→ **Exercise inputs**:
__________________________________________________

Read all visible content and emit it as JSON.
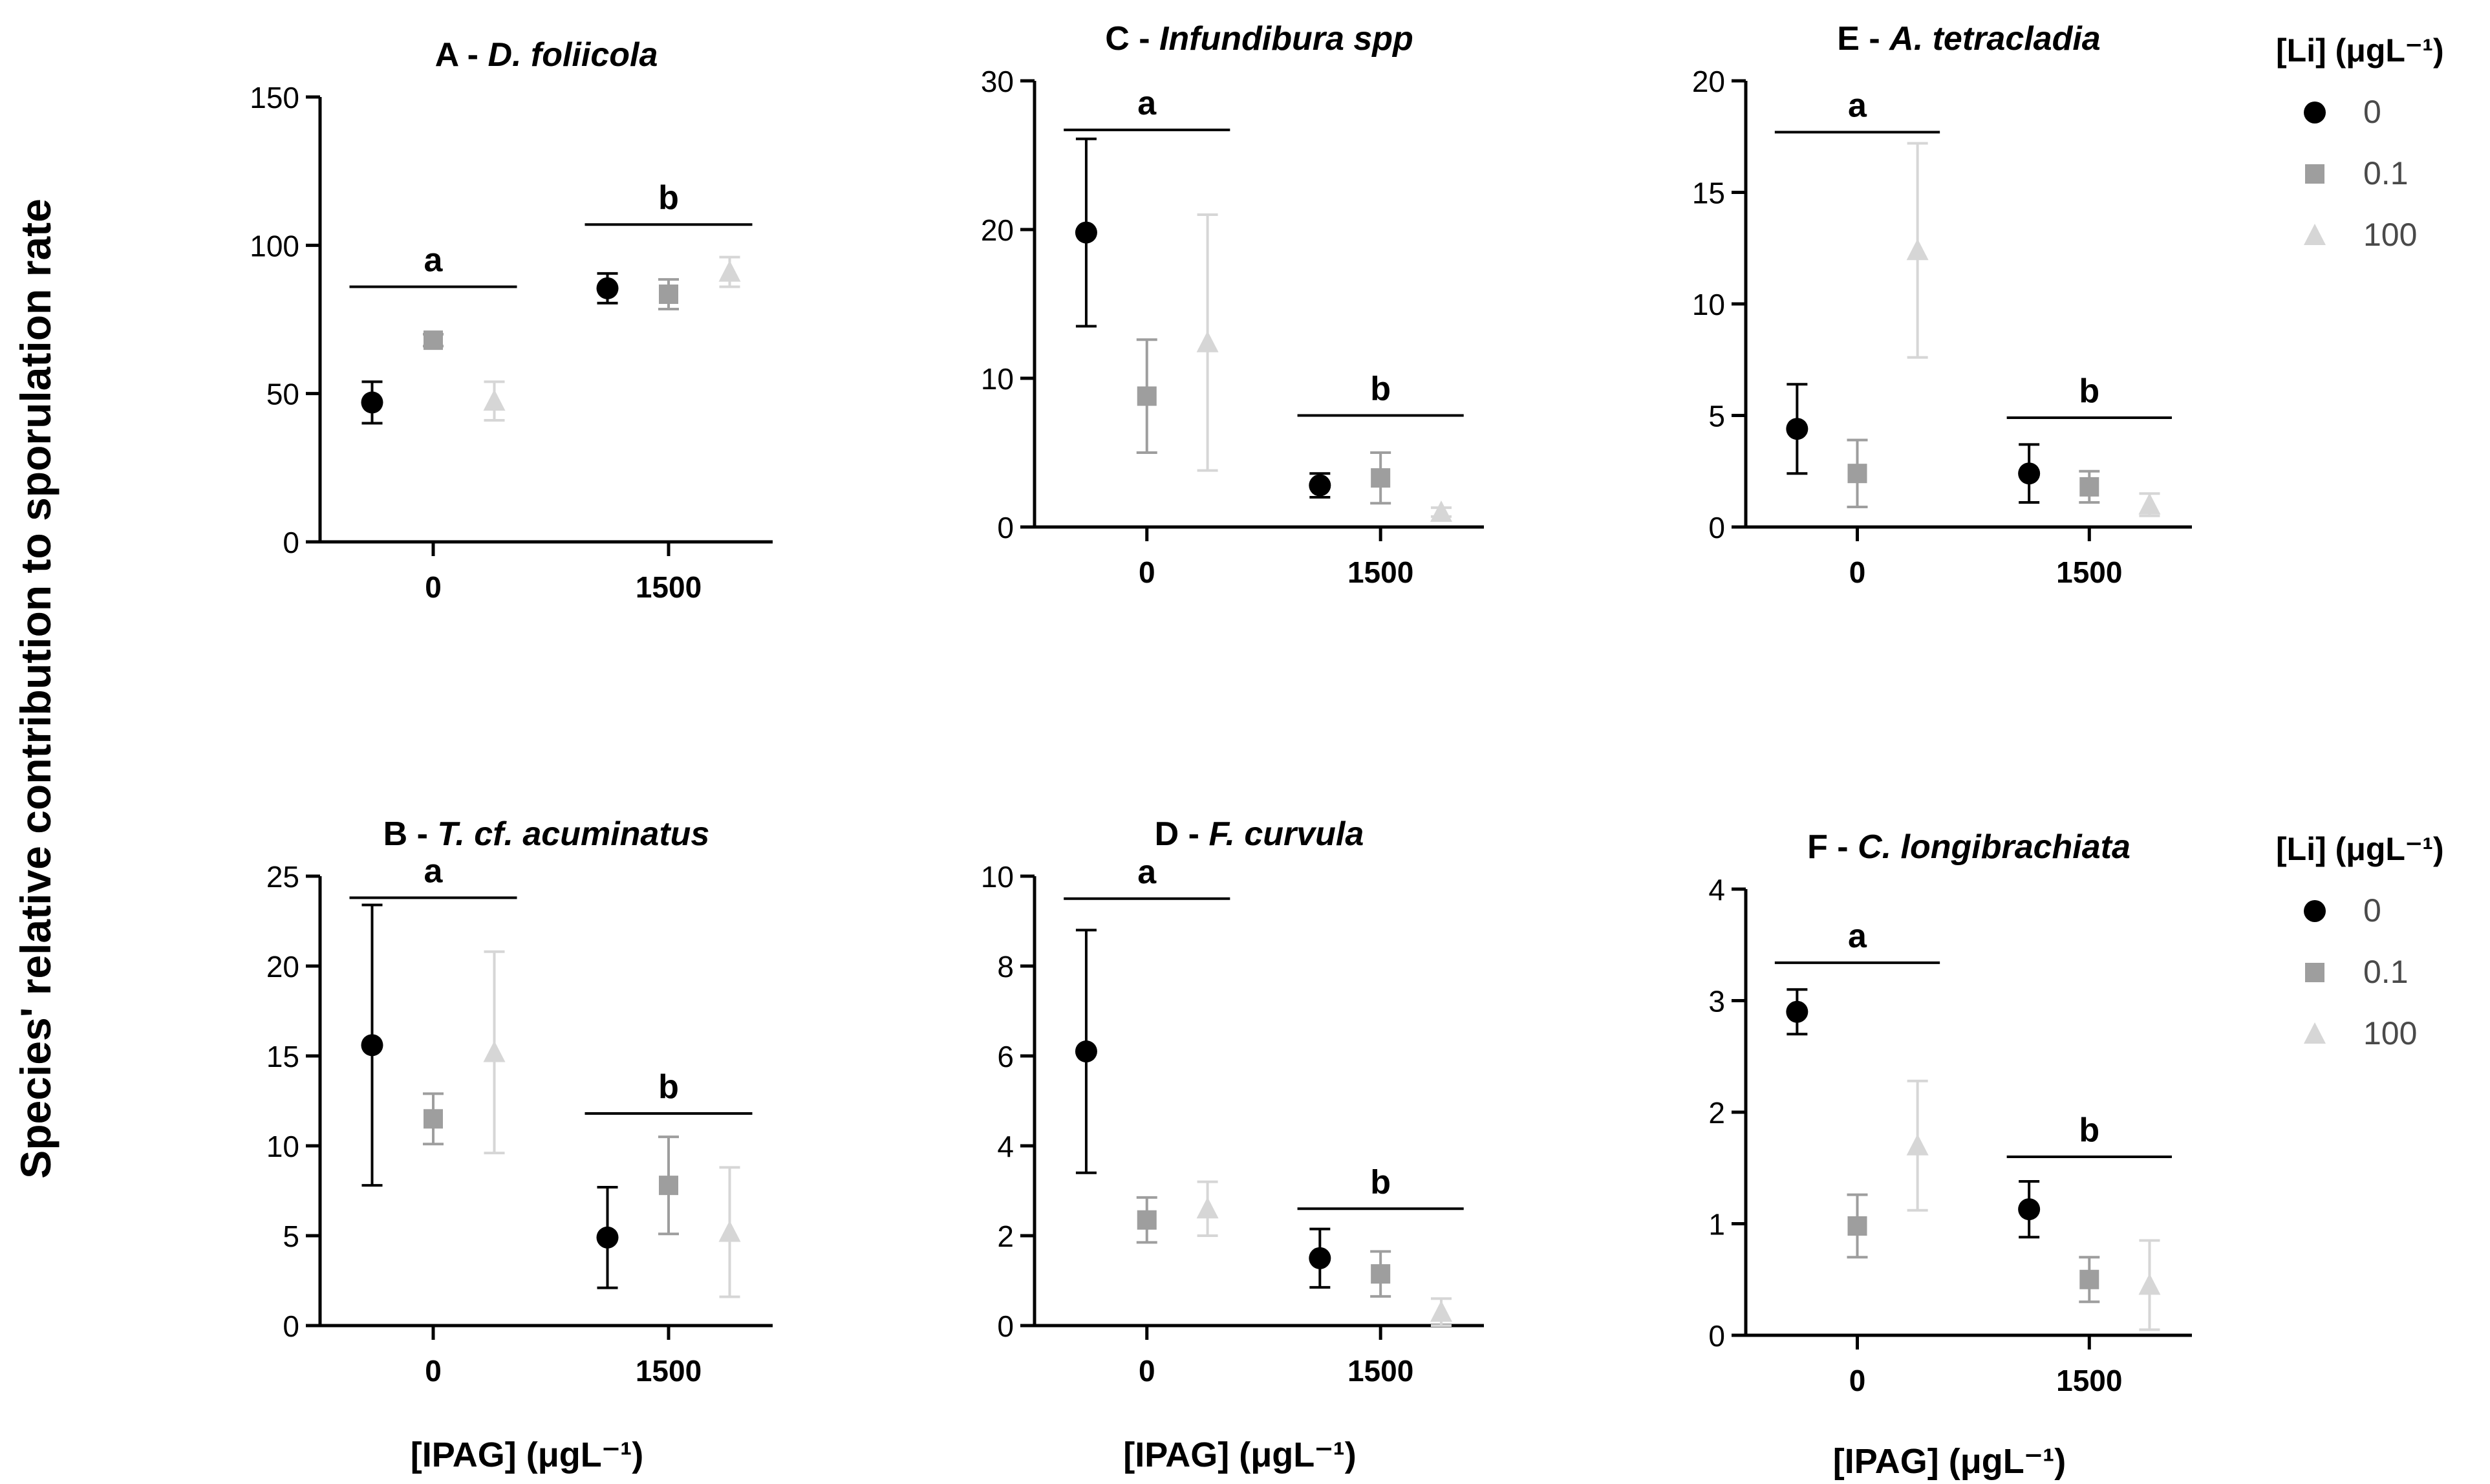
{
  "figure": {
    "ylabel": "Species' relative contribution to sporulation rate",
    "xlabel": "[IPAG] (μgL⁻¹)"
  },
  "legend": {
    "title": "[Li] (μgL⁻¹)",
    "entries": [
      {
        "label": "0",
        "marker": "circle",
        "color": "#000000"
      },
      {
        "label": "0.1",
        "marker": "square",
        "color": "#9e9e9e"
      },
      {
        "label": "100",
        "marker": "triangle",
        "color": "#d6d6d6"
      }
    ]
  },
  "chart_data": [
    {
      "type": "scatter",
      "panel": "A",
      "title": "A - D. foliicola",
      "title_prefix": "A - ",
      "title_italic": "D. foliicola",
      "categories": [
        "0",
        "1500"
      ],
      "ylim": [
        0,
        150
      ],
      "yticks": [
        0,
        50,
        100,
        150
      ],
      "series": [
        {
          "name": "0",
          "values": [
            47,
            85.5
          ],
          "errors": [
            7,
            5
          ]
        },
        {
          "name": "0.1",
          "values": [
            68,
            83.5
          ],
          "errors": [
            2,
            5
          ]
        },
        {
          "name": "100",
          "values": [
            47.5,
            91
          ],
          "errors": [
            6.5,
            5
          ]
        }
      ],
      "groups": [
        {
          "label": "a",
          "y": 86
        },
        {
          "label": "b",
          "y": 107
        }
      ]
    },
    {
      "type": "scatter",
      "panel": "B",
      "title": "B - T. cf. acuminatus",
      "title_prefix": "B - ",
      "title_italic": "T. cf. acuminatus",
      "categories": [
        "0",
        "1500"
      ],
      "ylim": [
        0,
        25
      ],
      "yticks": [
        0,
        5,
        10,
        15,
        20,
        25
      ],
      "series": [
        {
          "name": "0",
          "values": [
            15.6,
            4.9
          ],
          "errors": [
            7.8,
            2.8
          ]
        },
        {
          "name": "0.1",
          "values": [
            11.5,
            7.8
          ],
          "errors": [
            1.4,
            2.7
          ]
        },
        {
          "name": "100",
          "values": [
            15.2,
            5.2
          ],
          "errors": [
            5.6,
            3.6
          ]
        }
      ],
      "groups": [
        {
          "label": "a",
          "y": 23.8
        },
        {
          "label": "b",
          "y": 11.8
        }
      ]
    },
    {
      "type": "scatter",
      "panel": "C",
      "title": "C - Infundibura spp",
      "title_prefix": "C - ",
      "title_italic": "Infundibura spp",
      "categories": [
        "0",
        "1500"
      ],
      "ylim": [
        0,
        30
      ],
      "yticks": [
        0,
        10,
        20,
        30
      ],
      "series": [
        {
          "name": "0",
          "values": [
            19.8,
            2.8
          ],
          "errors": [
            6.3,
            0.8
          ]
        },
        {
          "name": "0.1",
          "values": [
            8.8,
            3.3
          ],
          "errors": [
            3.8,
            1.7
          ]
        },
        {
          "name": "100",
          "values": [
            12.4,
            1.0
          ],
          "errors": [
            8.6,
            0.3
          ]
        }
      ],
      "groups": [
        {
          "label": "a",
          "y": 26.7
        },
        {
          "label": "b",
          "y": 7.5
        }
      ]
    },
    {
      "type": "scatter",
      "panel": "D",
      "title": "D - F. curvula",
      "title_prefix": "D - ",
      "title_italic": "F. curvula",
      "categories": [
        "0",
        "1500"
      ],
      "ylim": [
        0,
        10
      ],
      "yticks": [
        0,
        2,
        4,
        6,
        8,
        10
      ],
      "series": [
        {
          "name": "0",
          "values": [
            6.1,
            1.5
          ],
          "errors": [
            2.7,
            0.65
          ]
        },
        {
          "name": "0.1",
          "values": [
            2.35,
            1.15
          ],
          "errors": [
            0.5,
            0.5
          ]
        },
        {
          "name": "100",
          "values": [
            2.6,
            0.3
          ],
          "errors": [
            0.6,
            0.3
          ]
        }
      ],
      "groups": [
        {
          "label": "a",
          "y": 9.5
        },
        {
          "label": "b",
          "y": 2.6
        }
      ]
    },
    {
      "type": "scatter",
      "panel": "E",
      "title": "E - A. tetracladia",
      "title_prefix": "E - ",
      "title_italic": "A. tetracladia",
      "categories": [
        "0",
        "1500"
      ],
      "ylim": [
        0,
        20
      ],
      "yticks": [
        0,
        5,
        10,
        15,
        20
      ],
      "series": [
        {
          "name": "0",
          "values": [
            4.4,
            2.4
          ],
          "errors": [
            2.0,
            1.3
          ]
        },
        {
          "name": "0.1",
          "values": [
            2.4,
            1.8
          ],
          "errors": [
            1.5,
            0.7
          ]
        },
        {
          "name": "100",
          "values": [
            12.4,
            1.0
          ],
          "errors": [
            4.8,
            0.5
          ]
        }
      ],
      "groups": [
        {
          "label": "a",
          "y": 17.7
        },
        {
          "label": "b",
          "y": 4.9
        }
      ]
    },
    {
      "type": "scatter",
      "panel": "F",
      "title": "F - C. longibrachiata",
      "title_prefix": "F - ",
      "title_italic": "C. longibrachiata",
      "categories": [
        "0",
        "1500"
      ],
      "ylim": [
        0,
        4
      ],
      "yticks": [
        0,
        1,
        2,
        3,
        4
      ],
      "series": [
        {
          "name": "0",
          "values": [
            2.9,
            1.13
          ],
          "errors": [
            0.2,
            0.25
          ]
        },
        {
          "name": "0.1",
          "values": [
            0.98,
            0.5
          ],
          "errors": [
            0.28,
            0.2
          ]
        },
        {
          "name": "100",
          "values": [
            1.7,
            0.45
          ],
          "errors": [
            0.58,
            0.4
          ]
        }
      ],
      "groups": [
        {
          "label": "a",
          "y": 3.34
        },
        {
          "label": "b",
          "y": 1.6
        }
      ]
    }
  ]
}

__________________________________________________

→ **What is being asked**: Every line that holds the word "panel" should be extracted.

→ **The answer**:
      "panel": "A",
      "panel": "B",
      "panel": "C",
      "panel": "D",
      "panel": "E",
      "panel": "F",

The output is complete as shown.